Challenge
Below is a set of records; print all of them exactly as written.

— START Available records —

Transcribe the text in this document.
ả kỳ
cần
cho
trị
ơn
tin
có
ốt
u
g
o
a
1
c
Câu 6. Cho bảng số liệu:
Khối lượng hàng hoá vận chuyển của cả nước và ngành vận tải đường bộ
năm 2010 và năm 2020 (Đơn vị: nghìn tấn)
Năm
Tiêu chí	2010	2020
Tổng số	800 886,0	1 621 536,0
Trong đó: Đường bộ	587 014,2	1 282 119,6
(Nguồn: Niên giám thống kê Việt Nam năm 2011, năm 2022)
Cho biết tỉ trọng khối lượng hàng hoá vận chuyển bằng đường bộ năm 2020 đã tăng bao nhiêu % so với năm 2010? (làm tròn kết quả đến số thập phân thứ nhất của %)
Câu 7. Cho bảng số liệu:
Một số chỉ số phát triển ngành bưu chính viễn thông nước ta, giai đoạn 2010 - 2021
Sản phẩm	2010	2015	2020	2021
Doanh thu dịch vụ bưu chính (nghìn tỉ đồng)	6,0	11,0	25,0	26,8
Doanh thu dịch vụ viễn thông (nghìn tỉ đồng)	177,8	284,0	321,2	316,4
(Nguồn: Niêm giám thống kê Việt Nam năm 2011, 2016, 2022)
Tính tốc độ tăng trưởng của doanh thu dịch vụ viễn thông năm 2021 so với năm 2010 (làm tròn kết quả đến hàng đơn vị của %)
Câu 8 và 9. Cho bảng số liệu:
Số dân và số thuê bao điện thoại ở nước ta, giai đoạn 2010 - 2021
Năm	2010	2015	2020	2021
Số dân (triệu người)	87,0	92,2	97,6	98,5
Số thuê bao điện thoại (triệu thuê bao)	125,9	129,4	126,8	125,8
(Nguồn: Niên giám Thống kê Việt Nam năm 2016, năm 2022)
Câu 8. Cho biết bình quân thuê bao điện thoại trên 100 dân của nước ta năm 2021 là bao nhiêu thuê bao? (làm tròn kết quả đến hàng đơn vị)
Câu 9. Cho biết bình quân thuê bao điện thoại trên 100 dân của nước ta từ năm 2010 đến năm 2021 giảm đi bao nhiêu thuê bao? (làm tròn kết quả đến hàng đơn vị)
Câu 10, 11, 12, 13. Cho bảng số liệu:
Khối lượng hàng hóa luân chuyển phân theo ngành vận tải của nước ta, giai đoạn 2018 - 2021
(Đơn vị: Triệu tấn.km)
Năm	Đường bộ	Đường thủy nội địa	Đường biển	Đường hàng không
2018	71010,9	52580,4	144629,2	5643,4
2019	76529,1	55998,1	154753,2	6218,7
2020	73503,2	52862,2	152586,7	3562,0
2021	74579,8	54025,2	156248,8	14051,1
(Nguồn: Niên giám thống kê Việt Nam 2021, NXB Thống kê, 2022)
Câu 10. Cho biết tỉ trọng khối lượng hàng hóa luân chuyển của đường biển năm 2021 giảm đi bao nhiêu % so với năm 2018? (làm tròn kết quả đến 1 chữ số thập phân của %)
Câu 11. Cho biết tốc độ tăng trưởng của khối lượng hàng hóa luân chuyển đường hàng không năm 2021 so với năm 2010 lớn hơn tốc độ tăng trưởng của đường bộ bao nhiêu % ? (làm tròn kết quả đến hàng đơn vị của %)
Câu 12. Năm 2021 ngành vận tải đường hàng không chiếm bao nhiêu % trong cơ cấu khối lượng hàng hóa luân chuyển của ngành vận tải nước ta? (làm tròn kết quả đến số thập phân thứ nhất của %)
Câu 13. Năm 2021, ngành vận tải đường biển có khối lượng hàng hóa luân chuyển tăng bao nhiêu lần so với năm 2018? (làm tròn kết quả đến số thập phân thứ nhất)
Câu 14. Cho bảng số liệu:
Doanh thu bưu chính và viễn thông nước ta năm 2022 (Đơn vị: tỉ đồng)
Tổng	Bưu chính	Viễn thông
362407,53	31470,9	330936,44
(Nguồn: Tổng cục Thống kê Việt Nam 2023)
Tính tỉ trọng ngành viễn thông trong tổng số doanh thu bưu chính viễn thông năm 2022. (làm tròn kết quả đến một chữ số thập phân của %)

— END Available records —

Answer to the exercise
Transcribe the text in this document.
ả kỳ
cần
cho
trị
ơn
tin
có
ốt
u
g
o
a
1
c
Câu 6. Cho bảng số liệu:
Khối lượng hàng hoá vận chuyển của cả nước và ngành vận tải đường bộ
năm 2010 và năm 2020 (Đơn vị: nghìn tấn)
Năm
Tiêu chí	2010	2020
Tổng số	800 886,0	1 621 536,0
Trong đó: Đường bộ	587 014,2	1 282 119,6
(Nguồn: Niên giám thống kê Việt Nam năm 2011, năm 2022)
Cho biết tỉ trọng khối lượng hàng hoá vận chuyển bằng đường bộ năm 2020 đã tăng bao nhiêu % so với năm 2010? (làm tròn kết quả đến số thập phân thứ nhất của %)
Câu 7. Cho bảng số liệu:
Một số chỉ số phát triển ngành bưu chính viễn thông nước ta, giai đoạn 2010 - 2021
Sản phẩm	2010	2015	2020	2021
Doanh thu dịch vụ bưu chính (nghìn tỉ đồng)	6,0	11,0	25,0	26,8
Doanh thu dịch vụ viễn thông (nghìn tỉ đồng)	177,8	284,0	321,2	316,4
(Nguồn: Niêm giám thống kê Việt Nam năm 2011, 2016, 2022)
Tính tốc độ tăng trưởng của doanh thu dịch vụ viễn thông năm 2021 so với năm 2010 (làm tròn kết quả đến hàng đơn vị của %)
Câu 8 và 9. Cho bảng số liệu:
Số dân và số thuê bao điện thoại ở nước ta, giai đoạn 2010 - 2021
Năm	2010	2015	2020	2021
Số dân (triệu người)	87,0	92,2	97,6	98,5
Số thuê bao điện thoại (triệu thuê bao)	125,9	129,4	126,8	125,8
(Nguồn: Niên giám Thống kê Việt Nam năm 2016, năm 2022)
Câu 8. Cho biết bình quân thuê bao điện thoại trên 100 dân của nước ta năm 2021 là bao nhiêu thuê bao? (làm tròn kết quả đến hàng đơn vị)
Câu 9. Cho biết bình quân thuê bao điện thoại trên 100 dân của nước ta từ năm 2010 đến năm 2021 giảm đi bao nhiêu thuê bao? (làm tròn kết quả đến hàng đơn vị)
Câu 10, 11, 12, 13. Cho bảng số liệu:
Khối lượng hàng hóa luân chuyển phân theo ngành vận tải của nước ta, giai đoạn 2018 - 2021
(Đơn vị: Triệu tấn.km)
Năm	Đường bộ	Đường thủy nội địa	Đường biển	Đường hàng không
2018	71010,9	52580,4	144629,2	5643,4
2019	76529,1	55998,1	154753,2	6218,7
2020	73503,2	52862,2	152586,7	3562,0
2021	74579,8	54025,2	156248,8	14051,1
(Nguồn: Niên giám thống kê Việt Nam 2021, NXB Thống kê, 2022)
Câu 10. Cho biết tỉ trọng khối lượng hàng hóa luân chuyển của đường biển năm 2021 giảm đi bao nhiêu % so với năm 2018? (làm tròn kết quả đến 1 chữ số thập phân của %)
Câu 11. Cho biết tốc độ tăng trưởng của khối lượng hàng hóa luân chuyển đường hàng không năm 2021 so với năm 2010 lớn hơn tốc độ tăng trưởng của đường bộ bao nhiêu % ? (làm tròn kết quả đến hàng đơn vị của %)
Câu 12. Năm 2021 ngành vận tải đường hàng không chiếm bao nhiêu % trong cơ cấu khối lượng hàng hóa luân chuyển của ngành vận tải nước ta? (làm tròn kết quả đến số thập phân thứ nhất của %)
Câu 13. Năm 2021, ngành vận tải đường biển có khối lượng hàng hóa luân chuyển tăng bao nhiêu lần so với năm 2018? (làm tròn kết quả đến số thập phân thứ nhất)
Câu 14. Cho bảng số liệu:
Doanh thu bưu chính và viễn thông nước ta năm 2022 (Đơn vị: tỉ đồng)
Tổng	Bưu chính	Viễn thông
362407,53	31470,9	330936,44
(Nguồn: Tổng cục Thống kê Việt Nam 2023)
Tính tỉ trọng ngành viễn thông trong tổng số doanh thu bưu chính viễn thông năm 2022. (làm tròn kết quả đến một chữ số thập phân của %)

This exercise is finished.